REQUIRED TASK:
A verbatim copy of the records is required, with all pictures left out.

MATERIAL:
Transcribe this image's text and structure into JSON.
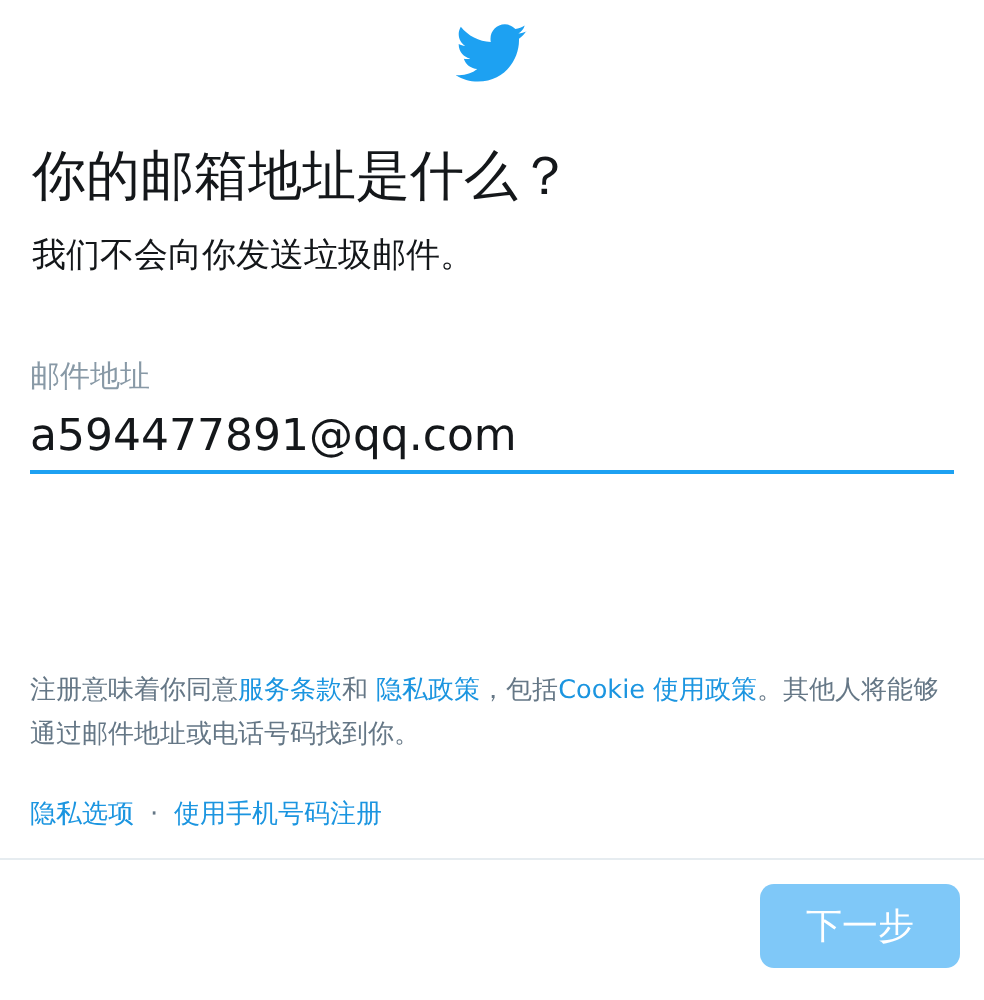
{
  "title": "你的邮箱地址是什么？",
  "subtitle": "我们不会向你发送垃圾邮件。",
  "email_field": {
    "label": "邮件地址",
    "value": "a594477891@qq.com"
  },
  "terms": [
    {
      "text": "注册意味着你同意",
      "link": false
    },
    {
      "text": "服务条款",
      "link": true
    },
    {
      "text": "和 ",
      "link": false
    },
    {
      "text": "隐私政策",
      "link": true
    },
    {
      "text": "，包括",
      "link": false
    },
    {
      "text": "Cookie 使用政策",
      "link": true
    },
    {
      "text": "。其他人将能够通过邮件地址或电话号码找到你。",
      "link": false
    }
  ],
  "footer_links": [
    {
      "text": "隐私选项"
    },
    {
      "text": "使用手机号码注册"
    }
  ],
  "separator": "·",
  "next_button": {
    "label": "下一步",
    "disabled": true
  }
}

SOLUTION TO THE PROBLEM:
Transcribe this image's text and structure into JSON.
{
  "title": "你的邮箱地址是什么？",
  "subtitle": "我们不会向你发送垃圾邮件。",
  "email_field": {
    "label": "邮件地址",
    "value": "a594477891@qq.com"
  },
  "terms": [
    {
      "text": "注册意味着你同意",
      "link": false
    },
    {
      "text": "服务条款",
      "link": true
    },
    {
      "text": "和 ",
      "link": false
    },
    {
      "text": "隐私政策",
      "link": true
    },
    {
      "text": "，包括",
      "link": false
    },
    {
      "text": "Cookie 使用政策",
      "link": true
    },
    {
      "text": "。其他人将能够通过邮件地址或电话号码找到你。",
      "link": false
    }
  ],
  "footer_links": [
    {
      "text": "隐私选项"
    },
    {
      "text": "使用手机号码注册"
    }
  ],
  "separator": "·",
  "next_button": {
    "label": "下一步",
    "disabled": true
  }
}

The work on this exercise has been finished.